> **Task goal**
Please transcribe the data that follows without the pictures, keeping every word the same.

==============================

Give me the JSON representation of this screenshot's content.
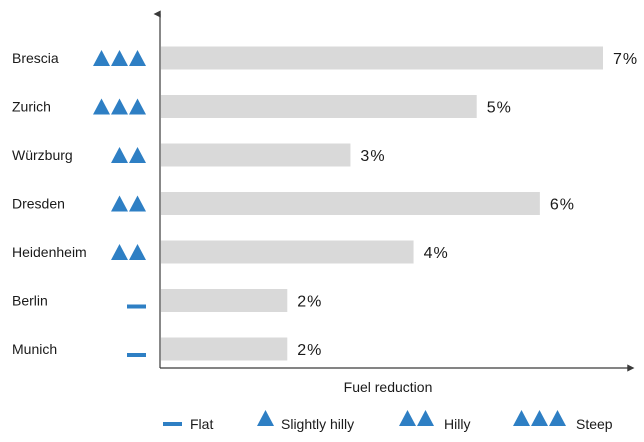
{
  "chart_data": {
    "type": "bar",
    "orientation": "horizontal",
    "categories": [
      "Brescia",
      "Zurich",
      "Würzburg",
      "Dresden",
      "Heidenheim",
      "Berlin",
      "Munich"
    ],
    "values": [
      7,
      5,
      3,
      6,
      4,
      2,
      2
    ],
    "value_labels": [
      "7%",
      "5%",
      "3%",
      "6%",
      "4%",
      "2%",
      "2%"
    ],
    "terrain": [
      "steep",
      "steep",
      "hilly",
      "hilly",
      "hilly",
      "flat",
      "flat"
    ],
    "xlabel": "Fuel reduction",
    "ylabel": "",
    "xlim": [
      0,
      8
    ],
    "grid": false,
    "legend_position": "bottom",
    "legend": [
      {
        "key": "flat",
        "label": "Flat"
      },
      {
        "key": "slightly-hilly",
        "label": "Slightly hilly"
      },
      {
        "key": "hilly",
        "label": "Hilly"
      },
      {
        "key": "steep",
        "label": "Steep"
      }
    ]
  },
  "colors": {
    "bar": "#d9d9d9",
    "icon": "#2e7fc4",
    "axis": "#3a3a3a",
    "text": "#1a1a1a"
  }
}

==============================

> **Expected output**
Give me the JSON representation of this screenshot's content.
{
  "chart_data": {
    "type": "bar",
    "orientation": "horizontal",
    "categories": [
      "Brescia",
      "Zurich",
      "Würzburg",
      "Dresden",
      "Heidenheim",
      "Berlin",
      "Munich"
    ],
    "values": [
      7,
      5,
      3,
      6,
      4,
      2,
      2
    ],
    "value_labels": [
      "7%",
      "5%",
      "3%",
      "6%",
      "4%",
      "2%",
      "2%"
    ],
    "terrain": [
      "steep",
      "steep",
      "hilly",
      "hilly",
      "hilly",
      "flat",
      "flat"
    ],
    "xlabel": "Fuel reduction",
    "ylabel": "",
    "xlim": [
      0,
      8
    ],
    "grid": false,
    "legend_position": "bottom",
    "legend": [
      {
        "key": "flat",
        "label": "Flat"
      },
      {
        "key": "slightly-hilly",
        "label": "Slightly hilly"
      },
      {
        "key": "hilly",
        "label": "Hilly"
      },
      {
        "key": "steep",
        "label": "Steep"
      }
    ]
  },
  "colors": {
    "bar": "#d9d9d9",
    "icon": "#2e7fc4",
    "axis": "#3a3a3a",
    "text": "#1a1a1a"
  }
}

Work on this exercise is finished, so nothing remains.